● **To do**
Can you rename "When Saturday Comes" to "Football Weekly" throughout the material below and give it back with everything else unchanged?
::: Given records :::
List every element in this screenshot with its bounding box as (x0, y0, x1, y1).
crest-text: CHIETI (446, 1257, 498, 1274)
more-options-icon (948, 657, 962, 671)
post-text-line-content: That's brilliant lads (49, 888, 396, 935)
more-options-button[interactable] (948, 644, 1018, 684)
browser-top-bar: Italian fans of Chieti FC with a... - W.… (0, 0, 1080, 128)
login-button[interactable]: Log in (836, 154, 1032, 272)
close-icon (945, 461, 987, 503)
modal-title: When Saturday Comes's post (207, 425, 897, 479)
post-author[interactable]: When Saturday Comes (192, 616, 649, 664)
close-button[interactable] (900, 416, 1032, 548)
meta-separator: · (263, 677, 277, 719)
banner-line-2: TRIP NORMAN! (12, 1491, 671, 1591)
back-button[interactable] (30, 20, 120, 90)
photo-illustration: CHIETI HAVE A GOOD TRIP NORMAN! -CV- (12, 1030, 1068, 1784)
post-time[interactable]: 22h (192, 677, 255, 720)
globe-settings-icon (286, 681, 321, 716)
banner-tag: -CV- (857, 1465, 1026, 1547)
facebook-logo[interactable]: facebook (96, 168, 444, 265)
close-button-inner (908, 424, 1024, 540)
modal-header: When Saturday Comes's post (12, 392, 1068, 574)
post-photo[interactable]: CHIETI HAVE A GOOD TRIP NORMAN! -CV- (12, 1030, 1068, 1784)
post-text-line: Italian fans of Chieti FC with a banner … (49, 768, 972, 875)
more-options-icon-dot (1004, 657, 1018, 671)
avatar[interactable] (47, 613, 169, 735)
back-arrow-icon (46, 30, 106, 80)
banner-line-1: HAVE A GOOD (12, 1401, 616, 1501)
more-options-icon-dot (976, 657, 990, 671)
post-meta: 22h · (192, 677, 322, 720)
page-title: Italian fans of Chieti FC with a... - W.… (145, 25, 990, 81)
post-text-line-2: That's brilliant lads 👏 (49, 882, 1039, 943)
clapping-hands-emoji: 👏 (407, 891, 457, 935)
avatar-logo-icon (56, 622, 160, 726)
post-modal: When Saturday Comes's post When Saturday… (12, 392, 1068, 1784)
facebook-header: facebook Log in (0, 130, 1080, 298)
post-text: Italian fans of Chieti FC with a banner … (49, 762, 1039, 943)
:::
● **Full response**
List every element in this screenshot with its bounding box as (x0, y0, x1, y1).
crest-text: CHIETI (446, 1257, 498, 1274)
more-options-icon (948, 657, 962, 671)
post-text-line-content: That's brilliant lads (49, 888, 396, 935)
more-options-button[interactable] (948, 644, 1018, 684)
browser-top-bar: Italian fans of Chieti FC with a... - W.… (0, 0, 1080, 128)
login-button[interactable]: Log in (836, 154, 1032, 272)
close-icon (945, 461, 987, 503)
modal-title: Football Weekly's post (207, 425, 897, 479)
post-author[interactable]: Football Weekly (192, 616, 649, 664)
close-button[interactable] (900, 416, 1032, 548)
meta-separator: · (263, 677, 277, 719)
banner-line-2: TRIP NORMAN! (12, 1491, 671, 1591)
back-button[interactable] (30, 20, 120, 90)
photo-illustration: CHIETI HAVE A GOOD TRIP NORMAN! -CV- (12, 1030, 1068, 1784)
post-time[interactable]: 22h (192, 677, 255, 720)
globe-settings-icon (286, 681, 321, 716)
banner-tag: -CV- (857, 1465, 1026, 1547)
facebook-logo[interactable]: facebook (96, 168, 444, 265)
close-button-inner (908, 424, 1024, 540)
modal-header: Football Weekly's post (12, 392, 1068, 574)
post-photo[interactable]: CHIETI HAVE A GOOD TRIP NORMAN! -CV- (12, 1030, 1068, 1784)
post-text-line: Italian fans of Chieti FC with a banner … (49, 768, 972, 875)
more-options-icon-dot (1004, 657, 1018, 671)
avatar[interactable] (47, 613, 169, 735)
back-arrow-icon (46, 30, 106, 80)
banner-line-1: HAVE A GOOD (12, 1401, 616, 1501)
more-options-icon-dot (976, 657, 990, 671)
post-meta: 22h · (192, 677, 322, 720)
page-title: Italian fans of Chieti FC with a... - W.… (145, 25, 990, 81)
post-text-line-2: That's brilliant lads 👏 (49, 882, 1039, 943)
clapping-hands-emoji: 👏 (407, 891, 457, 935)
avatar-logo-icon (56, 622, 160, 726)
post-modal: Football Weekly's post When Saturday… (12, 392, 1068, 1784)
facebook-header: facebook Log in (0, 130, 1080, 298)
post-text: Italian fans of Chieti FC with a banner … (49, 762, 1039, 943)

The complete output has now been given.